## Given data

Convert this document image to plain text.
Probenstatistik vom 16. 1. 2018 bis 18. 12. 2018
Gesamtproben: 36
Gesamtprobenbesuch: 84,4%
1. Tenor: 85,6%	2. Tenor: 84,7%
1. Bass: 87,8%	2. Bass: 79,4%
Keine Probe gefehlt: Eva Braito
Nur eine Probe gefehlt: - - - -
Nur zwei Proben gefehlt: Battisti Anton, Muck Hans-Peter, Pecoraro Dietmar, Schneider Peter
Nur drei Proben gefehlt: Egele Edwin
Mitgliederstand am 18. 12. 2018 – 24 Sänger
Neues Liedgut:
---
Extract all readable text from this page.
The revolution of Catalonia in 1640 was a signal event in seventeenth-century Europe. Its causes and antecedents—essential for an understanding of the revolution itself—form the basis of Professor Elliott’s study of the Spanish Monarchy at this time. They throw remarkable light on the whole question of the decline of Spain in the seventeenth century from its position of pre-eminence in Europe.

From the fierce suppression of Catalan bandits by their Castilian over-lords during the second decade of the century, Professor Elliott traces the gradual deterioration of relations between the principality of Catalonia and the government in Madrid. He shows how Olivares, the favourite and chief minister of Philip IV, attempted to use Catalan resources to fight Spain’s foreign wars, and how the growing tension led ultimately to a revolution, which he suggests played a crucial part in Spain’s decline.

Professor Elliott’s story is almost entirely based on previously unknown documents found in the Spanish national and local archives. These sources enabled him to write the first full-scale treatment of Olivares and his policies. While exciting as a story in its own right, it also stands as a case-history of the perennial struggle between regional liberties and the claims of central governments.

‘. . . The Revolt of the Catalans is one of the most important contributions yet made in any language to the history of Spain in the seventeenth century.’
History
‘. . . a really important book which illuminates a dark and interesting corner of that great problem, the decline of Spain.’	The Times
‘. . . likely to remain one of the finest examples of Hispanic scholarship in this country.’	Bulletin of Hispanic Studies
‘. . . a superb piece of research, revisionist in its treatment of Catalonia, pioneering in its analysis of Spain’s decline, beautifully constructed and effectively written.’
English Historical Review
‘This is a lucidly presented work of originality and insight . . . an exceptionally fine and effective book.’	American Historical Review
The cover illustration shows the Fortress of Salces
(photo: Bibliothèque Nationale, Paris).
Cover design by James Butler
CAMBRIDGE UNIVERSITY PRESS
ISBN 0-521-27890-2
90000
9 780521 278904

## Problem
From the records above, work out how many lines contain the string "book". Give only the number.

## Correct answer
2